Dataset entries
▬▬▬▬▬▬
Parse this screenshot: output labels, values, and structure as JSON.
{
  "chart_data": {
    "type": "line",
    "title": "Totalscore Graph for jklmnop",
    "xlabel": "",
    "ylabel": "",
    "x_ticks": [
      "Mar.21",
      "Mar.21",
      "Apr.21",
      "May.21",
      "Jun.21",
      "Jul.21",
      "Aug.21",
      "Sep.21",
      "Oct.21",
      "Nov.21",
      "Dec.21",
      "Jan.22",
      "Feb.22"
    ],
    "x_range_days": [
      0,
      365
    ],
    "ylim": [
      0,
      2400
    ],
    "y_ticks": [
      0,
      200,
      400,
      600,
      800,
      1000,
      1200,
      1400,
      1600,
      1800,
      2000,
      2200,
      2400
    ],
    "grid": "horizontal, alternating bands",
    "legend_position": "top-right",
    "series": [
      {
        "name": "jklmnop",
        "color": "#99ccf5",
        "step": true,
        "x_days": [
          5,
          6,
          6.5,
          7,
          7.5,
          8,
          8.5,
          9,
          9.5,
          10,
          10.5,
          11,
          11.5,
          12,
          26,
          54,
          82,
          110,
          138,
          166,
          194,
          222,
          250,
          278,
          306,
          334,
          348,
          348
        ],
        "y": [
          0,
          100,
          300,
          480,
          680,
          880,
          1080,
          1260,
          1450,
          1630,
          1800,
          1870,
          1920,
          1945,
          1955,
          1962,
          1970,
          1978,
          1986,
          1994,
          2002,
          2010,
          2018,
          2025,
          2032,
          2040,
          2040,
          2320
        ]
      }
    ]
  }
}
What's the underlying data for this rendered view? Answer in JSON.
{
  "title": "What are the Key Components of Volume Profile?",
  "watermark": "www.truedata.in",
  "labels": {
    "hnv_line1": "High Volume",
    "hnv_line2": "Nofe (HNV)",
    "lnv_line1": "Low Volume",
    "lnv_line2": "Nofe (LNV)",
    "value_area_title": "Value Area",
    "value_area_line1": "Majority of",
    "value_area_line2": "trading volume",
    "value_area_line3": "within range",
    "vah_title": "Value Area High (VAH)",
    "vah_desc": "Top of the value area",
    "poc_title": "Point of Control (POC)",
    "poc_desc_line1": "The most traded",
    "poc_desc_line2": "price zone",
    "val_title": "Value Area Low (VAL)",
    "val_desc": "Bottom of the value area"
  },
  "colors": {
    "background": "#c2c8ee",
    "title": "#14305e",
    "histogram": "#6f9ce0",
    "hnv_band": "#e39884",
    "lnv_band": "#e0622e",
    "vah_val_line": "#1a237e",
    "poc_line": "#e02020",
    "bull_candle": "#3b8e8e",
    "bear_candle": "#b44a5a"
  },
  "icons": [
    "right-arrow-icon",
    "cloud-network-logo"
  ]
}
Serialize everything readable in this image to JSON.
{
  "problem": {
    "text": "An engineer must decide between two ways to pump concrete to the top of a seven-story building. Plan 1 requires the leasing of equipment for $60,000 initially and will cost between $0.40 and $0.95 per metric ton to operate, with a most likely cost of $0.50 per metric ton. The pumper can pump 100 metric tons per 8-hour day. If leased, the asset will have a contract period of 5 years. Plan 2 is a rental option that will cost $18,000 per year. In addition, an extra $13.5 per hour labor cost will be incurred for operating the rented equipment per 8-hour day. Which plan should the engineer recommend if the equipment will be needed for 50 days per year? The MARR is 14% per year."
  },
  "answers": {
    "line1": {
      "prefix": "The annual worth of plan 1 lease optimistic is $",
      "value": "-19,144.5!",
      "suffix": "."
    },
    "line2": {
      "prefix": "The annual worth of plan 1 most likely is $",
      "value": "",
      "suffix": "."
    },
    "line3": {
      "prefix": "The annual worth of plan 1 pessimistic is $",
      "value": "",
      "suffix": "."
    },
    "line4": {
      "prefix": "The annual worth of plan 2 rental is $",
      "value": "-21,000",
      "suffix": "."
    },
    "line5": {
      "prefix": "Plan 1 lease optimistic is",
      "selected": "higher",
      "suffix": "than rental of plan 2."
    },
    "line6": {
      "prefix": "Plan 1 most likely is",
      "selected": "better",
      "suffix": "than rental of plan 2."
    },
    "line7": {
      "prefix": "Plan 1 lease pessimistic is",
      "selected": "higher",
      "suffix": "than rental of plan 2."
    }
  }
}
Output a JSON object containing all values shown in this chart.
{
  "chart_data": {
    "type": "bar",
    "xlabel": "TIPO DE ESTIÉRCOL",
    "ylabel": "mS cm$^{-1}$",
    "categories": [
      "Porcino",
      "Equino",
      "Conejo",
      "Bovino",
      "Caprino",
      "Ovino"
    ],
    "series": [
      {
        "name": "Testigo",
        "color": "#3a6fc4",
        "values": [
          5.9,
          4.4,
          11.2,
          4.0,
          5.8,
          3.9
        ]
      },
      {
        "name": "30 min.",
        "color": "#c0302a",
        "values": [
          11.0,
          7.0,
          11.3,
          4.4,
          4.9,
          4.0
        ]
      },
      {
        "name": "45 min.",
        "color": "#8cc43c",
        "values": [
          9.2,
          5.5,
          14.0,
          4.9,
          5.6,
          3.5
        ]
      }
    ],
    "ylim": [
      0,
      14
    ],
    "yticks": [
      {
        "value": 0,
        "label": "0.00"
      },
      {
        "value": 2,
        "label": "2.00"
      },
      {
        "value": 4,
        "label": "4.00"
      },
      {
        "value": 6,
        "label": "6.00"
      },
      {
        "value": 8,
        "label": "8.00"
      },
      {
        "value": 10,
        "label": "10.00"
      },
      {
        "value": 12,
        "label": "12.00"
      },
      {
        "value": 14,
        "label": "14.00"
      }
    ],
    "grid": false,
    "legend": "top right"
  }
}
▬▬▬▬▬▬
TASK INSTRUCTIONS:
Return every record above exactly as it appears.

RESPONSE TO THE EXERCISE:
Parse this screenshot: output labels, values, and structure as JSON.
{
  "chart_data": {
    "type": "line",
    "title": "Totalscore Graph for jklmnop",
    "xlabel": "",
    "ylabel": "",
    "x_ticks": [
      "Mar.21",
      "Mar.21",
      "Apr.21",
      "May.21",
      "Jun.21",
      "Jul.21",
      "Aug.21",
      "Sep.21",
      "Oct.21",
      "Nov.21",
      "Dec.21",
      "Jan.22",
      "Feb.22"
    ],
    "x_range_days": [
      0,
      365
    ],
    "ylim": [
      0,
      2400
    ],
    "y_ticks": [
      0,
      200,
      400,
      600,
      800,
      1000,
      1200,
      1400,
      1600,
      1800,
      2000,
      2200,
      2400
    ],
    "grid": "horizontal, alternating bands",
    "legend_position": "top-right",
    "series": [
      {
        "name": "jklmnop",
        "color": "#99ccf5",
        "step": true,
        "x_days": [
          5,
          6,
          6.5,
          7,
          7.5,
          8,
          8.5,
          9,
          9.5,
          10,
          10.5,
          11,
          11.5,
          12,
          26,
          54,
          82,
          110,
          138,
          166,
          194,
          222,
          250,
          278,
          306,
          334,
          348,
          348
        ],
        "y": [
          0,
          100,
          300,
          480,
          680,
          880,
          1080,
          1260,
          1450,
          1630,
          1800,
          1870,
          1920,
          1945,
          1955,
          1962,
          1970,
          1978,
          1986,
          1994,
          2002,
          2010,
          2018,
          2025,
          2032,
          2040,
          2040,
          2320
        ]
      }
    ]
  }
}
What's the underlying data for this rendered view? Answer in JSON.
{
  "title": "What are the Key Components of Volume Profile?",
  "watermark": "www.truedata.in",
  "labels": {
    "hnv_line1": "High Volume",
    "hnv_line2": "Nofe (HNV)",
    "lnv_line1": "Low Volume",
    "lnv_line2": "Nofe (LNV)",
    "value_area_title": "Value Area",
    "value_area_line1": "Majority of",
    "value_area_line2": "trading volume",
    "value_area_line3": "within range",
    "vah_title": "Value Area High (VAH)",
    "vah_desc": "Top of the value area",
    "poc_title": "Point of Control (POC)",
    "poc_desc_line1": "The most traded",
    "poc_desc_line2": "price zone",
    "val_title": "Value Area Low (VAL)",
    "val_desc": "Bottom of the value area"
  },
  "colors": {
    "background": "#c2c8ee",
    "title": "#14305e",
    "histogram": "#6f9ce0",
    "hnv_band": "#e39884",
    "lnv_band": "#e0622e",
    "vah_val_line": "#1a237e",
    "poc_line": "#e02020",
    "bull_candle": "#3b8e8e",
    "bear_candle": "#b44a5a"
  },
  "icons": [
    "right-arrow-icon",
    "cloud-network-logo"
  ]
}
Serialize everything readable in this image to JSON.
{
  "problem": {
    "text": "An engineer must decide between two ways to pump concrete to the top of a seven-story building. Plan 1 requires the leasing of equipment for $60,000 initially and will cost between $0.40 and $0.95 per metric ton to operate, with a most likely cost of $0.50 per metric ton. The pumper can pump 100 metric tons per 8-hour day. If leased, the asset will have a contract period of 5 years. Plan 2 is a rental option that will cost $18,000 per year. In addition, an extra $13.5 per hour labor cost will be incurred for operating the rented equipment per 8-hour day. Which plan should the engineer recommend if the equipment will be needed for 50 days per year? The MARR is 14% per year."
  },
  "answers": {
    "line1": {
      "prefix": "The annual worth of plan 1 lease optimistic is $",
      "value": "-19,144.5!",
      "suffix": "."
    },
    "line2": {
      "prefix": "The annual worth of plan 1 most likely is $",
      "value": "",
      "suffix": "."
    },
    "line3": {
      "prefix": "The annual worth of plan 1 pessimistic is $",
      "value": "",
      "suffix": "."
    },
    "line4": {
      "prefix": "The annual worth of plan 2 rental is $",
      "value": "-21,000",
      "suffix": "."
    },
    "line5": {
      "prefix": "Plan 1 lease optimistic is",
      "selected": "higher",
      "suffix": "than rental of plan 2."
    },
    "line6": {
      "prefix": "Plan 1 most likely is",
      "selected": "better",
      "suffix": "than rental of plan 2."
    },
    "line7": {
      "prefix": "Plan 1 lease pessimistic is",
      "selected": "higher",
      "suffix": "than rental of plan 2."
    }
  }
}
Output a JSON object containing all values shown in this chart.
{
  "chart_data": {
    "type": "bar",
    "xlabel": "TIPO DE ESTIÉRCOL",
    "ylabel": "mS cm$^{-1}$",
    "categories": [
      "Porcino",
      "Equino",
      "Conejo",
      "Bovino",
      "Caprino",
      "Ovino"
    ],
    "series": [
      {
        "name": "Testigo",
        "color": "#3a6fc4",
        "values": [
          5.9,
          4.4,
          11.2,
          4.0,
          5.8,
          3.9
        ]
      },
      {
        "name": "30 min.",
        "color": "#c0302a",
        "values": [
          11.0,
          7.0,
          11.3,
          4.4,
          4.9,
          4.0
        ]
      },
      {
        "name": "45 min.",
        "color": "#8cc43c",
        "values": [
          9.2,
          5.5,
          14.0,
          4.9,
          5.6,
          3.5
        ]
      }
    ],
    "ylim": [
      0,
      14
    ],
    "yticks": [
      {
        "value": 0,
        "label": "0.00"
      },
      {
        "value": 2,
        "label": "2.00"
      },
      {
        "value": 4,
        "label": "4.00"
      },
      {
        "value": 6,
        "label": "6.00"
      },
      {
        "value": 8,
        "label": "8.00"
      },
      {
        "value": 10,
        "label": "10.00"
      },
      {
        "value": 12,
        "label": "12.00"
      },
      {
        "value": 14,
        "label": "14.00"
      }
    ],
    "grid": false,
    "legend": "top right"
  }
}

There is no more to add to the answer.